> _Aim of the task_: Please put the data below into a JSON list of strings, one string per line and no blank lines. Begin at the first line of the data and stop after the line that contains "data-point: [151, 106, 158, 113]".

> _Supplied material_:
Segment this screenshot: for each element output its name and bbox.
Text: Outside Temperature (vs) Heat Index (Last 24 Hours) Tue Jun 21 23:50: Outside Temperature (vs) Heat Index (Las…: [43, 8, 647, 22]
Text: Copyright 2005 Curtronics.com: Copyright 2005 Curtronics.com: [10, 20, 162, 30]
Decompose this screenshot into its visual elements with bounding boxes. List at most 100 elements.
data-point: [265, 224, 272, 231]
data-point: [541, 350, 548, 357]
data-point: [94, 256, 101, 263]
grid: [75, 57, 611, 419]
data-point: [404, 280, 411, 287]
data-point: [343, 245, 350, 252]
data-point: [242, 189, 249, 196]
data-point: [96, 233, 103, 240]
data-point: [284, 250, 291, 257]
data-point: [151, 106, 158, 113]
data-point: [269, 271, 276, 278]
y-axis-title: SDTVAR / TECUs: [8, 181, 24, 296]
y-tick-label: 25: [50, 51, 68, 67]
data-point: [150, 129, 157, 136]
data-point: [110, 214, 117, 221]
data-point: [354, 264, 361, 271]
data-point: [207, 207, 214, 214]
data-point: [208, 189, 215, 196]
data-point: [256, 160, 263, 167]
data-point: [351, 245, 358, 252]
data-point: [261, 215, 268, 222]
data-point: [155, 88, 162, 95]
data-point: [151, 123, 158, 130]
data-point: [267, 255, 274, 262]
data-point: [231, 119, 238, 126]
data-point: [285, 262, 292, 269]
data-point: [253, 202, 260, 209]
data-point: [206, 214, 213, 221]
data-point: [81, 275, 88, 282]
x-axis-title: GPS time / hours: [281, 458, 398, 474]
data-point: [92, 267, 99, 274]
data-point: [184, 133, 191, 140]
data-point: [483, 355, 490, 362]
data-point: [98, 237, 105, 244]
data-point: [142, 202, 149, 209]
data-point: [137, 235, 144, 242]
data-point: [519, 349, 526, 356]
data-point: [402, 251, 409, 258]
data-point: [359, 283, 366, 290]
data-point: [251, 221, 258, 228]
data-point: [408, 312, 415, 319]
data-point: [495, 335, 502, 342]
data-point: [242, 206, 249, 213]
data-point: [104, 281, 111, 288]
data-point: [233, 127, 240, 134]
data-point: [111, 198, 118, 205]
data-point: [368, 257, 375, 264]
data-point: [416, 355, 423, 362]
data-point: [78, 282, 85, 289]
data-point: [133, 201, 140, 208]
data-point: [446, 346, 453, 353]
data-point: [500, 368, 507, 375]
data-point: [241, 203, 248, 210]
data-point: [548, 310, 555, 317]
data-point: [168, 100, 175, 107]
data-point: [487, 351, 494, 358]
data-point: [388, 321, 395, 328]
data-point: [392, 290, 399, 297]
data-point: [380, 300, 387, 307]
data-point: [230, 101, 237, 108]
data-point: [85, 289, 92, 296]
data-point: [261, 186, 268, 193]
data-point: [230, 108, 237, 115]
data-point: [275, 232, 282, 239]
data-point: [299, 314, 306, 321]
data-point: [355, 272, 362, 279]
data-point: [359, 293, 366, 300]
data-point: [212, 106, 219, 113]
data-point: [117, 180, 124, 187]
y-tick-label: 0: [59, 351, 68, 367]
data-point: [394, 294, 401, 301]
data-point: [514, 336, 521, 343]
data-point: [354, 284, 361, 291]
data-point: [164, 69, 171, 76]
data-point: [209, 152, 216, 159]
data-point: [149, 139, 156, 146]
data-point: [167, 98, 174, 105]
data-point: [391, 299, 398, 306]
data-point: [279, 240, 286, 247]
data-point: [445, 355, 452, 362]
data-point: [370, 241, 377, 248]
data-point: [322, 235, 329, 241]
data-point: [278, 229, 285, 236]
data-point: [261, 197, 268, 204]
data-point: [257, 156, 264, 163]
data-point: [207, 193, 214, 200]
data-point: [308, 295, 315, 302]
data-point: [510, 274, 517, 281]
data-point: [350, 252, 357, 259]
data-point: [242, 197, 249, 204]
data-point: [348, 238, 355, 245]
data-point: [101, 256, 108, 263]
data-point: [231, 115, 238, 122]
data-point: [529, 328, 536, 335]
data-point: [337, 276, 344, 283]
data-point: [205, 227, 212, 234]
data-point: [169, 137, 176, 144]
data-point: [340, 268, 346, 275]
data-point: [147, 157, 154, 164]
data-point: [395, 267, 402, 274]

> _Exercise result_:
[
  "Segment this screenshot: for each element output its name and bbox.",
  "Text: Outside Temperature (vs) Heat Index (Last 24 Hours) Tue Jun 21 23:50: Outside Temperature (vs) Heat Index (Las…: [43, 8, 647, 22]",
  "Text: Copyright 2005 Curtronics.com: Copyright 2005 Curtronics.com: [10, 20, 162, 30]",
  "Decompose this screenshot into its visual elements with bounding boxes. List at most 100 elements.",
  "data-point: [265, 224, 272, 231]",
  "data-point: [541, 350, 548, 357]",
  "data-point: [94, 256, 101, 263]",
  "grid: [75, 57, 611, 419]",
  "data-point: [404, 280, 411, 287]",
  "data-point: [343, 245, 350, 252]",
  "data-point: [242, 189, 249, 196]",
  "data-point: [96, 233, 103, 240]",
  "data-point: [284, 250, 291, 257]",
  "data-point: [151, 106, 158, 113]"
]